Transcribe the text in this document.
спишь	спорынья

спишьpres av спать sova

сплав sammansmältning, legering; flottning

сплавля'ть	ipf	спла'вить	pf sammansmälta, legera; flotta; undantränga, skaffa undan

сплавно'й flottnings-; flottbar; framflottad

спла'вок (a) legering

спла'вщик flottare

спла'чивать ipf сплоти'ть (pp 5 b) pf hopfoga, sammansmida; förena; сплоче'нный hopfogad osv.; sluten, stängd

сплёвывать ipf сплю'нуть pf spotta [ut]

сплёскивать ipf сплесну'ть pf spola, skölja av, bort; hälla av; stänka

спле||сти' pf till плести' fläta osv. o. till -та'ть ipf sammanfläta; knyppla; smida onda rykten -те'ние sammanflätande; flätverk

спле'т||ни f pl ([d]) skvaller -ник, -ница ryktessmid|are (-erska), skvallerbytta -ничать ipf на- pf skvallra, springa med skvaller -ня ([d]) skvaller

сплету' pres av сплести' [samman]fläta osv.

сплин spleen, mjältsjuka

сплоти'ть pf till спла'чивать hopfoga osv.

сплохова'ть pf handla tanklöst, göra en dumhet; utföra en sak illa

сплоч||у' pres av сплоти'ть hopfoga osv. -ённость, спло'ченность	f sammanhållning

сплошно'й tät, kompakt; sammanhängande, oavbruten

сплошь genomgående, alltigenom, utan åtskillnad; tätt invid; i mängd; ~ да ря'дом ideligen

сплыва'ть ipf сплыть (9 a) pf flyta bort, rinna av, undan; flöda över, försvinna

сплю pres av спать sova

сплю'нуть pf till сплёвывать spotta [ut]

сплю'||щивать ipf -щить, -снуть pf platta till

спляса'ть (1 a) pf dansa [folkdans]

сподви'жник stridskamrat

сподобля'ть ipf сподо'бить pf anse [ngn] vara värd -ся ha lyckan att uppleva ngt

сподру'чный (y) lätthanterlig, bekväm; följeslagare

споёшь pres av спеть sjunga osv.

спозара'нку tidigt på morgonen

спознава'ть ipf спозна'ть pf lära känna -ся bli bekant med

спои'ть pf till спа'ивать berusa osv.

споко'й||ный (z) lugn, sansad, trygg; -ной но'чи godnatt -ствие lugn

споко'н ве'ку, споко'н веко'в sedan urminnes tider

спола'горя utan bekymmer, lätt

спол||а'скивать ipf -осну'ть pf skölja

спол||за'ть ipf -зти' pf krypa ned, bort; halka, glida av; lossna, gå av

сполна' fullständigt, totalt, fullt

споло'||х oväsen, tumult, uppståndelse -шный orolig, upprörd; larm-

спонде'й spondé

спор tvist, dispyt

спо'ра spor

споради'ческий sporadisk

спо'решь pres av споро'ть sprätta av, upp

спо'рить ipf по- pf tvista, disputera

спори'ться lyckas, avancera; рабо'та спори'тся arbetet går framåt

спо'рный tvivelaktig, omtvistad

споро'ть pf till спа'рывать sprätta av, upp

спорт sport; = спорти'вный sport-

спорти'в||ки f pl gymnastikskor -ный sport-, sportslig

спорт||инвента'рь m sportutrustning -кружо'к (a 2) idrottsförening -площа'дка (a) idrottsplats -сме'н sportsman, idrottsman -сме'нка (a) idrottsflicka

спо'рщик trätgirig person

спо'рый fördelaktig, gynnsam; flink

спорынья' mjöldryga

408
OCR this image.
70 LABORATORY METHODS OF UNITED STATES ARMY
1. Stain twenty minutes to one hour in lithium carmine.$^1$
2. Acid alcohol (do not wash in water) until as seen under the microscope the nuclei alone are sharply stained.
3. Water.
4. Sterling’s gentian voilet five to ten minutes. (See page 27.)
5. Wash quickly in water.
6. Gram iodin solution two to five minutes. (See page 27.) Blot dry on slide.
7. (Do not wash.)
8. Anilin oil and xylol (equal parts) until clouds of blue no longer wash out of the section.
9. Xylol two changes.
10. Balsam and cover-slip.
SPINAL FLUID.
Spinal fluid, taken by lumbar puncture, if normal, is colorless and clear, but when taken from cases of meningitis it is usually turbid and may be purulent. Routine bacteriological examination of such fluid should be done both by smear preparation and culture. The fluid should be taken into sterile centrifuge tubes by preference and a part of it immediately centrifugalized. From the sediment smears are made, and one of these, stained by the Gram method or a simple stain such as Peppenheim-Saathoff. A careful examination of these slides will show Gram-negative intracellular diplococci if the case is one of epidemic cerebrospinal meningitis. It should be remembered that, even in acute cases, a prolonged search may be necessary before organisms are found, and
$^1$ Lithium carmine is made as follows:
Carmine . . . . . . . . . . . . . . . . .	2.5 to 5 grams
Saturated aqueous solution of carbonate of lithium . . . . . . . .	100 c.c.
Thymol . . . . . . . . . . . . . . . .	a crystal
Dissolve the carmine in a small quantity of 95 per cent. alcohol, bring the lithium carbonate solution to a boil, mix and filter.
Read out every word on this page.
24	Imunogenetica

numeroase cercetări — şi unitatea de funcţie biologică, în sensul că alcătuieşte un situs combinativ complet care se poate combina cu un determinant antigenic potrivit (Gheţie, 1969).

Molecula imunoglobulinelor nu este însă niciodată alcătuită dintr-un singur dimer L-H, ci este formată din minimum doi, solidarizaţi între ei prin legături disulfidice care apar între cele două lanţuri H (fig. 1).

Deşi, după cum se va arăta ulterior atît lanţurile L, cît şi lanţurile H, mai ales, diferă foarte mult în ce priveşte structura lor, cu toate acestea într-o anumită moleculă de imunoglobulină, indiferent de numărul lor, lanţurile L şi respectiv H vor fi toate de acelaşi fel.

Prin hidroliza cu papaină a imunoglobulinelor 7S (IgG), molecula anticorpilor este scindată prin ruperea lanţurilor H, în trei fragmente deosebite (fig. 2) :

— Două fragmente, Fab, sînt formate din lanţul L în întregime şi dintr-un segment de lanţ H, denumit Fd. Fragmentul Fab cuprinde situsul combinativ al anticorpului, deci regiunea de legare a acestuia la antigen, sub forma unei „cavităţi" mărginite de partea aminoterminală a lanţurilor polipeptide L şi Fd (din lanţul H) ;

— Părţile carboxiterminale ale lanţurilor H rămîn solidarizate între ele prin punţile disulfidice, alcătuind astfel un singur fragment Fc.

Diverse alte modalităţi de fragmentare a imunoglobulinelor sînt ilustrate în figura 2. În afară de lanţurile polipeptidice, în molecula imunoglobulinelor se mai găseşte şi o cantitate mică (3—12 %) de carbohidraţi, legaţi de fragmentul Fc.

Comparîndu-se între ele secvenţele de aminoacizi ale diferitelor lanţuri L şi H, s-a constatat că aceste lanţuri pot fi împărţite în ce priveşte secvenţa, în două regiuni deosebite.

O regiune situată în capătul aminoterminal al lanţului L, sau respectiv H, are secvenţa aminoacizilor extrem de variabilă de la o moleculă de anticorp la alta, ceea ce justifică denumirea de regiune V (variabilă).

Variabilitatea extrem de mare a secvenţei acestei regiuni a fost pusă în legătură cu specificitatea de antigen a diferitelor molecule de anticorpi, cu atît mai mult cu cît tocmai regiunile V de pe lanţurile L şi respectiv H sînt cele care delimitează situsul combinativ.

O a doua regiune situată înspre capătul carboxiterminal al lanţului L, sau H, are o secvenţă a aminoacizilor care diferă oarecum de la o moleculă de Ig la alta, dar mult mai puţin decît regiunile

TASK REQUIREMENTS: When a line in the data contains the string "utan", copy that line.

SOLUTION:
сплошь genomgående, alltigenom, utan åtskillnad; tätt invid; i mängd; ~ да ря'дом ideligen
спола'горя utan bekymmer, lätt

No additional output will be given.